### 課題の内容
[A] 映画の感想の文章を「映画のグリッドマンユニバース」から「グリッドマンよりダイナゼノンのほうが好みだったけど、同じくらい好きになった。」まで書き写しなさい。その際、「ダイナゼノン」を「別作品」に差し替えること。
[B] 映画の感想の文章で、筆者はグリッドマンとダイナゼノンのうち、どちらのほうが好みだったと述べているか。
[C] 映画の感想の文章を、最後の文の後から書き継ぎなさい。

### 読解用の抜粋
——
メモ帳用ブログ

色々な雑記。

映画のグリッドマンユニバースの評判が良かったから見た。評判通りに面白かった。グリッドマンは好きだし結末そのものにも不満はないけど、想像に任せる部分が多すぎて少し消化不良、という人ほどおすすめ。最悪、ダイナゼノンは見てなくても話がわからないってことはない。
オーフェン好きならキエサルヒマの終端みたいだったといえば伝わるかな。たとえで出すにはマイナーすぎるかも。
グリッドマンよりダイナゼノンのほうが好みだったけど、同じくらい好きになった。
グリッドマンの感想はリアルタイムで何回か書いたけどダイナゼノンの感想は書いてなかったな。
——
### 保存データ

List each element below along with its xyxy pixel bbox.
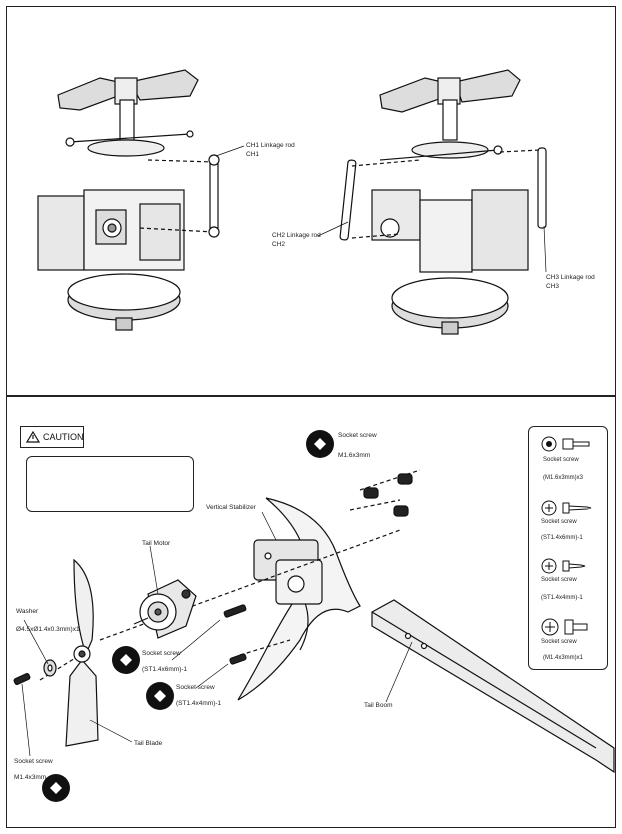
socket-screw-m14 (13, 672, 31, 686)
hex-wrench-icon (112, 646, 140, 674)
socket-screw-mid1-label: Socket screw (142, 650, 181, 657)
socket-screws-m16 (363, 473, 413, 517)
leader-lines (21, 145, 547, 757)
washer-size: Ø4.5xØ1.4x0.3mm)x1 (16, 626, 80, 633)
socket-screw-st14x6 (223, 604, 247, 618)
socket-screw-top-label: Socket screw (338, 432, 377, 439)
vertical-stabilizer-label: Vertical Stabilizer (206, 504, 256, 511)
legend-item3-size: (ST1.4x4mm)-1 (541, 595, 583, 601)
socket-screw-icon (541, 436, 590, 452)
ch3-linkage-label: CH3 Linkage rod (546, 274, 595, 281)
hex-wrench-icon (306, 430, 334, 458)
hex-wrench-icon (146, 682, 174, 710)
right-rotor-head (339, 69, 547, 335)
phillips-screw-icon (541, 500, 592, 516)
hex-wrench-icon (42, 774, 70, 802)
legend-item1-size: (M1.6x3mm)x3 (543, 475, 584, 481)
parts-legend: Socket screw (M1.6x3mm)x3 Socket screw (… (528, 426, 608, 670)
left-rotor-head (37, 69, 220, 331)
socket-screw-mid2-label: Socket screw (176, 684, 215, 691)
tail-blade-label: Tail Blade (134, 740, 163, 747)
socket-screw-mid1-size: (ST1.4x6mm)-1 (142, 666, 188, 673)
tail-motor-drawing (133, 579, 197, 639)
socket-screw-mid2-size: (ST1.4x4mm)-1 (176, 700, 222, 707)
caution-note-box (26, 456, 194, 512)
tail-boom-drawing (371, 599, 615, 774)
caution-label: CAUTION (43, 432, 84, 442)
top-diagram-panel (6, 6, 616, 396)
socket-screw-bottom-size: M1.4x3mm (14, 774, 47, 781)
legend-item3-label: Socket screw (541, 577, 577, 583)
phillips-screw-icon (541, 618, 588, 636)
legend-item2-label: Socket screw (541, 519, 577, 525)
tail-motor-label: Tail Motor (142, 540, 171, 547)
ch2-linkage-label: CH2 Linkage rod (272, 232, 321, 239)
tail-boom-label: Tail Boom (364, 702, 393, 709)
socket-screw-top-size: M1.6x3mm (338, 452, 371, 459)
ch1-code: CH1 (246, 151, 260, 158)
socket-screw-st14x4 (229, 653, 247, 665)
ch1-linkage-label: CH1 Linkage rod (246, 142, 295, 149)
ch2-code: CH2 (272, 241, 286, 248)
legend-item1-label: Socket screw (543, 457, 579, 463)
legend-item4-label: Socket screw (541, 639, 577, 645)
caution-box: CAUTION (20, 426, 84, 448)
assembly-guides (39, 469, 421, 681)
bottom-diagram-panel (6, 396, 616, 828)
ch3-code: CH3 (546, 283, 560, 290)
washer-label: Washer (16, 608, 39, 615)
socket-screw-bottom-label: Socket screw (14, 758, 53, 765)
tail-blade-drawing (65, 558, 99, 747)
legend-item4-size: (M1.4x3mm)x1 (543, 655, 584, 661)
phillips-screw-icon (541, 558, 586, 574)
caution-icon (26, 431, 40, 443)
legend-item2-size: (ST1.4x6mm)-1 (541, 535, 583, 541)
——
### 課題ごとの結果
[A]
映画のグリッドマンユニバースの評判が良かったから見た。評判通りに面白かった。グリッドマンは好きだし結末そのものにも不満はないけど、想像に任せる部分が多すぎて少し消化不良、という人ほどおすすめ。最悪、別作品は見てなくても話がわからないってことはない。
オーフェン好きならキエサルヒマの終端みたいだったといえば伝わるかな。たとえで出すにはマイナーすぎるかも。
グリッドマンより別作品のほうが好みだったけど、同じくらい好きになった。

[B] ダイナゼノンのほうが好みだった。

[C]
ダイナゼノンはテーマや結論というよりも前提がすごくメタいアニメというか、生々しくてリアル系の現代社会・現代人がスーパー系超古代文明人・超古代文明ロボに掻き乱される、秩序に混沌が入り込んでからの日々は非日常のようでいて……、という構造の作品だ。リアル系ロボものとかリアル系特撮とかリアル系アメコミものとかのあくまで「リアル系」であってリアルではないお約束・メタっぽさをあえて全開にやっている。だから間口は狭め。正直初見だと第1話はノリがわからなくてとっつきにくい。でも第3話で勢いで宇宙まで行っちゃったり、第4話でヒロインが通学のためにダイナウイングを乗り回したり一般人に全然バレなかったりするあたりからロボ・メカ怪獣パートのノリが掴みやすくなる。設定面はもう少し踏み込んで明言してほしかった部分もある。ただ、ドラマ面での語り残しは感じない。面倒くささに焦点を当てつつも人間関係を肯定的に描いている作品だ。絆という漢字が本来は獣を拘束する綱のことを指していたと知っておくと内容を掴みやすい。絆は近代に入るまではもっぱら否定的な意味での人々の繋がりや束縛、しがらみを意味する言葉だった。出家の妨げとなる妻子との関係を表すのによく使われた。他にも英語のbondなど、結束と束縛の両面の意味を持つ言葉は数多くある。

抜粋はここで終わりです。